### WHAT NEEDS TO BE DONE
Work out the number of lines containing "romantic". Answer with nothing but that number.
________________________________________
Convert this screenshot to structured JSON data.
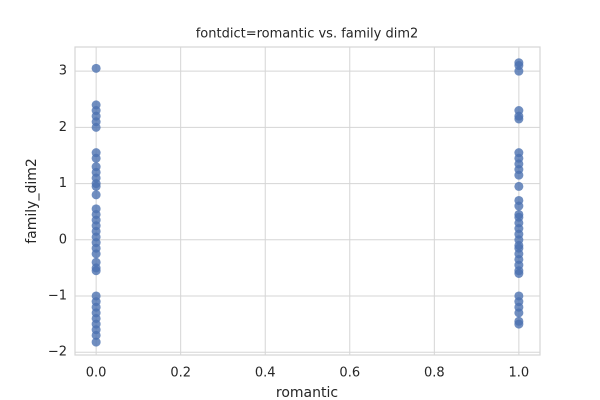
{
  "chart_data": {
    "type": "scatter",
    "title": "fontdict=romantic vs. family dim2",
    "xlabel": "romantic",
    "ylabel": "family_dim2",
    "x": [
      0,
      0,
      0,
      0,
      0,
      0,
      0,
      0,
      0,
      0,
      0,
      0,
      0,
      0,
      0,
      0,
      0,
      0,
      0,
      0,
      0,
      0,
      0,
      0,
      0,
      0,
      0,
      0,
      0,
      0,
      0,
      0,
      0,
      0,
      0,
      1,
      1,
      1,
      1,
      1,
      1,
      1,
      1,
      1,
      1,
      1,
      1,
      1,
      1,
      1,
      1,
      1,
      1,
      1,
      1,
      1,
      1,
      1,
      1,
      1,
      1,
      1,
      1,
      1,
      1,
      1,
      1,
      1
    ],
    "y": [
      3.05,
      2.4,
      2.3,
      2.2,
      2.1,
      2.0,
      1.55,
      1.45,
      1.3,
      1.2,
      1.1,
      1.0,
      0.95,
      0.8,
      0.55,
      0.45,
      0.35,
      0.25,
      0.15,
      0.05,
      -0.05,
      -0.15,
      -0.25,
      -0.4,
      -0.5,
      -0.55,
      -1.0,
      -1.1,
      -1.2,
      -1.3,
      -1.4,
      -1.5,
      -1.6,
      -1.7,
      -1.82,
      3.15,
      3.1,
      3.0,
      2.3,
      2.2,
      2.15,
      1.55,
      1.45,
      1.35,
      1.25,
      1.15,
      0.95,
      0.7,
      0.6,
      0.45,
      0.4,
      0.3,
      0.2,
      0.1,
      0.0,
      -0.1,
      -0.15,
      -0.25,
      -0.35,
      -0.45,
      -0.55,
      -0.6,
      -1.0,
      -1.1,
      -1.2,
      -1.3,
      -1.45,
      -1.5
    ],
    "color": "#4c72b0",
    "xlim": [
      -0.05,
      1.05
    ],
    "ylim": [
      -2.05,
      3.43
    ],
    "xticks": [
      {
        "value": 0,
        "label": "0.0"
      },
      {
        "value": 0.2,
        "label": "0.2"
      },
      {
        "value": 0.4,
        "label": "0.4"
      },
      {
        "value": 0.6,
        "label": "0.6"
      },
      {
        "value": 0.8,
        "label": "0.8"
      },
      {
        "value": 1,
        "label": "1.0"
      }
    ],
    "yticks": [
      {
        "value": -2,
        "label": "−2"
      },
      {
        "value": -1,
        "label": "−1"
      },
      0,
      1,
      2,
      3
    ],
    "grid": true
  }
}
________________________________________
### THE OUTPUT
2